## Recorded data
-*-*-

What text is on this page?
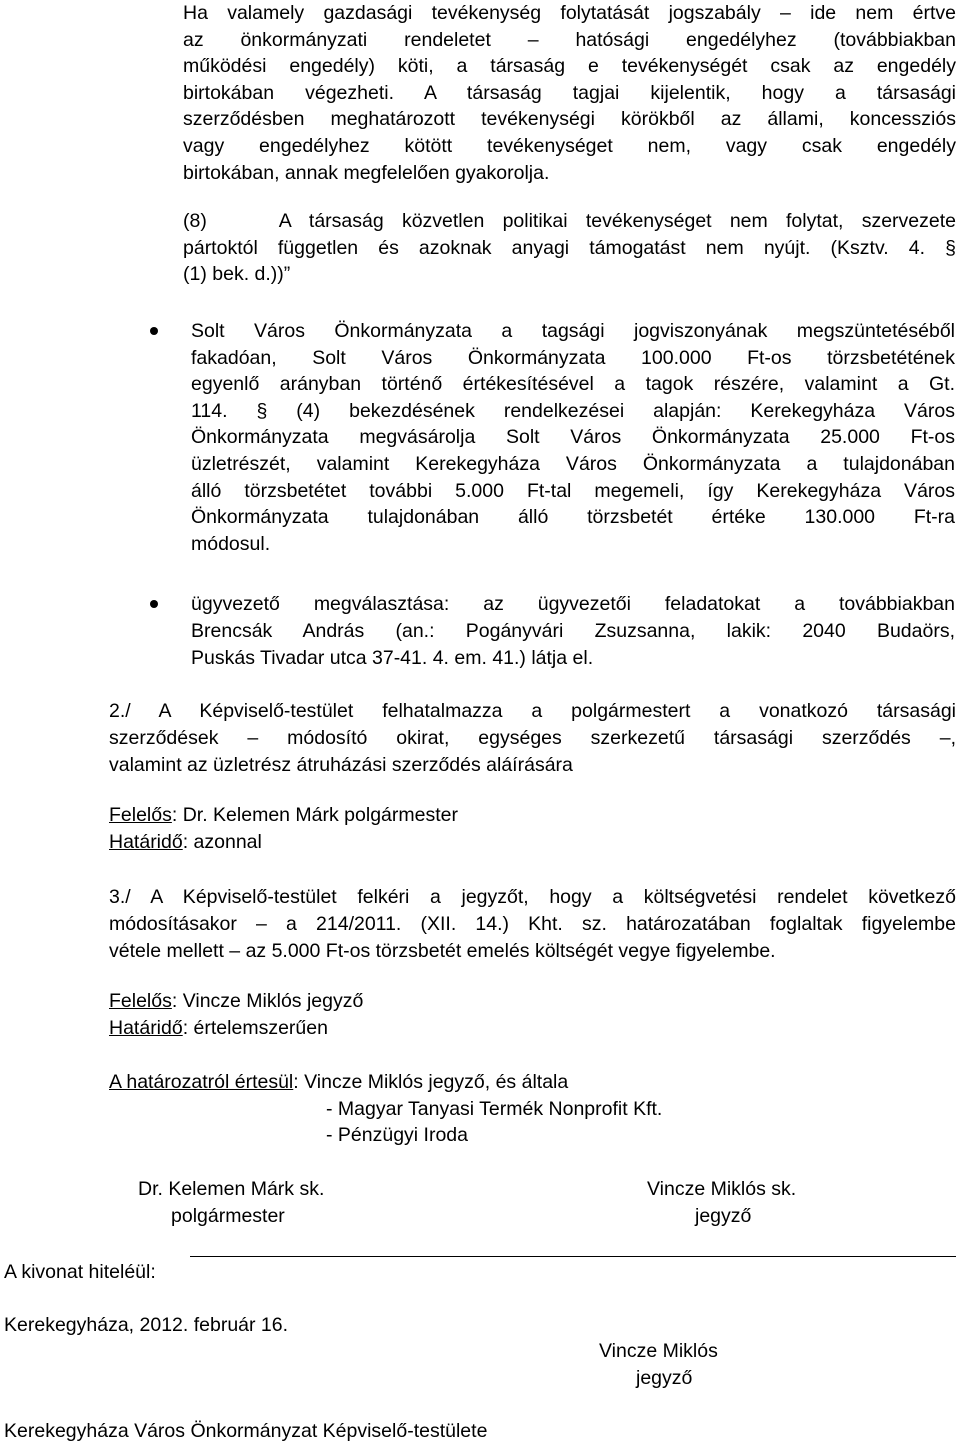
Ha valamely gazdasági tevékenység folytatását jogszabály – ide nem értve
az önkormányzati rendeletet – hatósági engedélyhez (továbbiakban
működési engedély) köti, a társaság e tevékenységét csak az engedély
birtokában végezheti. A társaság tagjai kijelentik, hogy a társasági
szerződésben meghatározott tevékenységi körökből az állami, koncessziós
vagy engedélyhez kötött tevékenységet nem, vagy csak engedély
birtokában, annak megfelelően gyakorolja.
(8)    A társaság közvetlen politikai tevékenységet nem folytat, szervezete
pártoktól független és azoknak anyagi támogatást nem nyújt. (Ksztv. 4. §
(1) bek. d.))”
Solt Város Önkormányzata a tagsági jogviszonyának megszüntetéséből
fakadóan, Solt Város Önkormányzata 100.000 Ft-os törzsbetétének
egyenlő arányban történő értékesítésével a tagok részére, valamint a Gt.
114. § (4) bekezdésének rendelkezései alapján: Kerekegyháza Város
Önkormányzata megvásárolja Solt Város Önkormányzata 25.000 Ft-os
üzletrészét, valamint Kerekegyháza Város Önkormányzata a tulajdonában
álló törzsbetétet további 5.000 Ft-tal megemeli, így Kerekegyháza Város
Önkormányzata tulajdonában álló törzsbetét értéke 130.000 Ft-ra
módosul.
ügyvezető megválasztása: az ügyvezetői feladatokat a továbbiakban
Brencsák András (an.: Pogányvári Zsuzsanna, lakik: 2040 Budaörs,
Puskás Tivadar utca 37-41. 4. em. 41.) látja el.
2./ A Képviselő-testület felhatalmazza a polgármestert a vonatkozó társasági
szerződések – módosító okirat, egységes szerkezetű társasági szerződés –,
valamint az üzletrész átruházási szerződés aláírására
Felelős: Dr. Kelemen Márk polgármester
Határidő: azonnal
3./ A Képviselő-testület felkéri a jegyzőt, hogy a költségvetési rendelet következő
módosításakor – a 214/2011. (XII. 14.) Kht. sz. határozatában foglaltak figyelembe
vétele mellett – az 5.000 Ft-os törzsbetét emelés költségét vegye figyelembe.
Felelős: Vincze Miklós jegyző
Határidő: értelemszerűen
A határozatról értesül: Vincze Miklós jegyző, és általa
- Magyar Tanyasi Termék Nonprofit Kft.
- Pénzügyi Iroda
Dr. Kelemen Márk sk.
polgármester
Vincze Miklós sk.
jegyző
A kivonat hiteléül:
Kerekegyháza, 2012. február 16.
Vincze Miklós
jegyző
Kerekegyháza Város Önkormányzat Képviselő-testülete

-*-*-

## Instruction
Filter the entries down to the lines with the word "figyelembe" in them.

## Exercise result
módosításakor – a 214/2011. (XII. 14.) Kht. sz. határozatában foglaltak figyelembe
vétele mellett – az 5.000 Ft-os törzsbetét emelés költségét vegye figyelembe.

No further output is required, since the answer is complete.